Passage to read:

The 'feeder sources' are usually young men cut out of society--economically/ socially/ politically. Many feel worthless and hopeless in their lives. Poverty and lack of opportunity are driving forces (in relationship to wellbeing of their families particularly). Education and literacy are not options for them. They desperately want to do something for the ones they love (their families), and want to somehow make their lives of value, of use.
What (economic, psychological, social, emotional) conditions make young people susceptible to recruitment by ISIS? Marginalization, discrimination, lack of opportunities, complex cyclical patterns of poverty and exclusion--for starters. [A capitalistic globalized colonial extractive economy has a few winners and many, many losers--particularly when social democracy is absent or cosmetic. Exploiter or exploited--are those our options? Or a sliding scale across exploitation and consumption?] Often these are the self-same conditions which make children vulnerable to becoming child soldiers across Africa and Asia (is there much difference?). Quite similarly: youth who become embroiled in gangs in the U.S. and Europe (and Asia and Africa and Latin America-- esp. in favelas and barrios). Are we seeing a pattern here? These kids wind up on death row, with long prison sentences, or dead. And often they wind up hurting others along the way, feeding a cycle of violence and loss.

Collection entries:
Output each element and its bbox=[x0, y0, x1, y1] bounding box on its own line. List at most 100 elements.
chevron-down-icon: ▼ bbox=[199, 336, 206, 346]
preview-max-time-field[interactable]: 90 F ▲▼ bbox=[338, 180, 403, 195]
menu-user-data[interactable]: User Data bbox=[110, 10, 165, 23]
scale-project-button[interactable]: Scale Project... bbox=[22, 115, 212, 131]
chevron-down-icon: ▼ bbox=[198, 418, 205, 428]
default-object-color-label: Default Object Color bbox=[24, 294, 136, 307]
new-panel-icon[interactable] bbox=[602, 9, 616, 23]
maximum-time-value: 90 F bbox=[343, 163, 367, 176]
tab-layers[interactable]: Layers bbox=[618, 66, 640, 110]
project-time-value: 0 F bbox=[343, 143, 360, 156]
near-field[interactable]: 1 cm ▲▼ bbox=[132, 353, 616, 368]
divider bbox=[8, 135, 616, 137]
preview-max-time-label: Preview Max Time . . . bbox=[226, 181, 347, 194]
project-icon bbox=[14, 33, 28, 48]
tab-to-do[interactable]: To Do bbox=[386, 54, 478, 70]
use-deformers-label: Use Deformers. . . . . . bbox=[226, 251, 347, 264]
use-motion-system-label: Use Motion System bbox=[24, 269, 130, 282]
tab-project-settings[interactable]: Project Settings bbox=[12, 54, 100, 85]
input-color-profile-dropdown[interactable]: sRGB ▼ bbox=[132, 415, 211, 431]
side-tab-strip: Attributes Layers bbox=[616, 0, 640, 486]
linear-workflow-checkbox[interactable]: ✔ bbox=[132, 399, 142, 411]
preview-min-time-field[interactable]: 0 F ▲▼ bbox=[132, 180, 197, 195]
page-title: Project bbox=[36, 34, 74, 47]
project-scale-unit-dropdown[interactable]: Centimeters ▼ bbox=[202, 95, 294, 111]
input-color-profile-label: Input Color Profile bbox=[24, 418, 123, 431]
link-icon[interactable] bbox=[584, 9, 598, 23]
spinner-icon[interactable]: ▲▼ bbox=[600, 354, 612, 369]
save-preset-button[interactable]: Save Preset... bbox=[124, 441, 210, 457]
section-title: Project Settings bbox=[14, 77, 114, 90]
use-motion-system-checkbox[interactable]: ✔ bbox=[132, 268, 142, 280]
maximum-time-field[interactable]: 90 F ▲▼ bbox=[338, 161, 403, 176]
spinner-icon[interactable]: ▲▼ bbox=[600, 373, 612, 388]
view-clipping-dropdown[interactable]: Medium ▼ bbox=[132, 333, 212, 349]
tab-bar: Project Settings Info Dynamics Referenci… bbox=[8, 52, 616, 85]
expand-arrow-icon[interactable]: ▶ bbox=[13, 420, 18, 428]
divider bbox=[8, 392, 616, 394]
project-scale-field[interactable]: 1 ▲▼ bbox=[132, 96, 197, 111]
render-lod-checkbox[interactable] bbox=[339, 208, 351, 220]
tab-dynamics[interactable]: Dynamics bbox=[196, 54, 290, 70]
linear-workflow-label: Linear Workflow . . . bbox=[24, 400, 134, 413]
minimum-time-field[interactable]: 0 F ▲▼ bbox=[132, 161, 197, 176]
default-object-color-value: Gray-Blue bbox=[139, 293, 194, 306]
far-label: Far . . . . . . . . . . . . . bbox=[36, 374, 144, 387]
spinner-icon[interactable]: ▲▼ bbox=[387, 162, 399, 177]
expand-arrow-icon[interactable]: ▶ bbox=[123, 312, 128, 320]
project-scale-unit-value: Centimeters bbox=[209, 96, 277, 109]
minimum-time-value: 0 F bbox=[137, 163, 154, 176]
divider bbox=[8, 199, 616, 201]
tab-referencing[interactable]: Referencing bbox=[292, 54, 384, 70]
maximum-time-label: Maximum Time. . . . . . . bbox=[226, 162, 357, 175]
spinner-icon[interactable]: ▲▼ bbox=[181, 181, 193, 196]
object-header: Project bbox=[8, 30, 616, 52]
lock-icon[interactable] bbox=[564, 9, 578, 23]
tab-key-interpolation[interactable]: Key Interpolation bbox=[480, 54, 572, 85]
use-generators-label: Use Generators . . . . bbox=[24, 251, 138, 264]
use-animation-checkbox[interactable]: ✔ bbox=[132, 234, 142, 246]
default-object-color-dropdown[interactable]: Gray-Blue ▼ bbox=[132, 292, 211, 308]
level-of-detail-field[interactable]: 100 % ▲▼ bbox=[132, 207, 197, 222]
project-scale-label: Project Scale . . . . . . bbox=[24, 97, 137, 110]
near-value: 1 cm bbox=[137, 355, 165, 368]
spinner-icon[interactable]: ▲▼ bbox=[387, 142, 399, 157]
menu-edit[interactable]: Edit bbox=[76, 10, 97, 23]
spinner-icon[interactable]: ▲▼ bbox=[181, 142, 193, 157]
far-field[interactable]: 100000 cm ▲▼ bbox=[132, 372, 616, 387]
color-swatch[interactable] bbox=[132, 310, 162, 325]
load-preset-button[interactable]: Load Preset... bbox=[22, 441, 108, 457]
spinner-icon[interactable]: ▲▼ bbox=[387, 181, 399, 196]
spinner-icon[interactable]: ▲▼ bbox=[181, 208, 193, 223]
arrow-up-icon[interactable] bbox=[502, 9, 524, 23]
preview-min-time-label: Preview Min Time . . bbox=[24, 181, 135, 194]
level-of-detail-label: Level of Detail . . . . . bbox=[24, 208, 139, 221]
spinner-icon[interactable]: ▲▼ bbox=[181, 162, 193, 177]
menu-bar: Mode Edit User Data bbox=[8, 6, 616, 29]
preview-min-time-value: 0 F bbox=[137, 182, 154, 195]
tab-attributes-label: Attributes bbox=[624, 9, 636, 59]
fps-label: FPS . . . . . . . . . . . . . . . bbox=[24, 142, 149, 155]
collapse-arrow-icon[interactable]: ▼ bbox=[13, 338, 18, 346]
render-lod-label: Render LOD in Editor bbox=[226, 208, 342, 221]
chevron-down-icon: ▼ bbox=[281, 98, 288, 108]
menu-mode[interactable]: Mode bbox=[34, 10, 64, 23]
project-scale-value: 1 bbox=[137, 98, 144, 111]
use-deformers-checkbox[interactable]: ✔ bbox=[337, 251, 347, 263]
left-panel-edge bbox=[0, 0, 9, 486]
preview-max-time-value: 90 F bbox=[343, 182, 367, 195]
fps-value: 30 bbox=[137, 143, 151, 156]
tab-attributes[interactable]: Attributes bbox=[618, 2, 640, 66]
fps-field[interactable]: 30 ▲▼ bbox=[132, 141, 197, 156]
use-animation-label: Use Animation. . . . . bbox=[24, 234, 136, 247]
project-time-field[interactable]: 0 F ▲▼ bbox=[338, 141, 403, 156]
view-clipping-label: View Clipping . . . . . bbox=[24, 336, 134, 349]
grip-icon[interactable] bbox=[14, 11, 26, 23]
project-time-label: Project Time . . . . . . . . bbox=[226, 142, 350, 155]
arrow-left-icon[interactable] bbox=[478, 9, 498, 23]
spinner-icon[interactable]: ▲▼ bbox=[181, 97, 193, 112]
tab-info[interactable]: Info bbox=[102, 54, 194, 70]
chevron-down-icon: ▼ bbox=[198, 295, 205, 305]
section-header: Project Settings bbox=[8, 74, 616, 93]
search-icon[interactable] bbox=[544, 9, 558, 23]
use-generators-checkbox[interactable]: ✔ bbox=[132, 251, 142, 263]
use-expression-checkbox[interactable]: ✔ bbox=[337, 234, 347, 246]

Directives:
1 – Reproduce word for word everything in the passage on youth recruitment from "The 'feeder sources'" down to "value, of use.".
2 – In the passage on youth recruitment, what three fates does it say these kids wind up with?

Task results:
1 –
The 'feeder sources' are usually young men cut out of society--economically/ socially/ politically. Many feel worthless and hopeless in their lives. Poverty and lack of opportunity are driving forces (in relationship to wellbeing of their families particularly). Education and literacy are not options for them. They desperately want to do something for the ones they love (their families), and want to somehow make their lives of value, of use.

2 – They wind up on death row, with long prison sentences, or dead.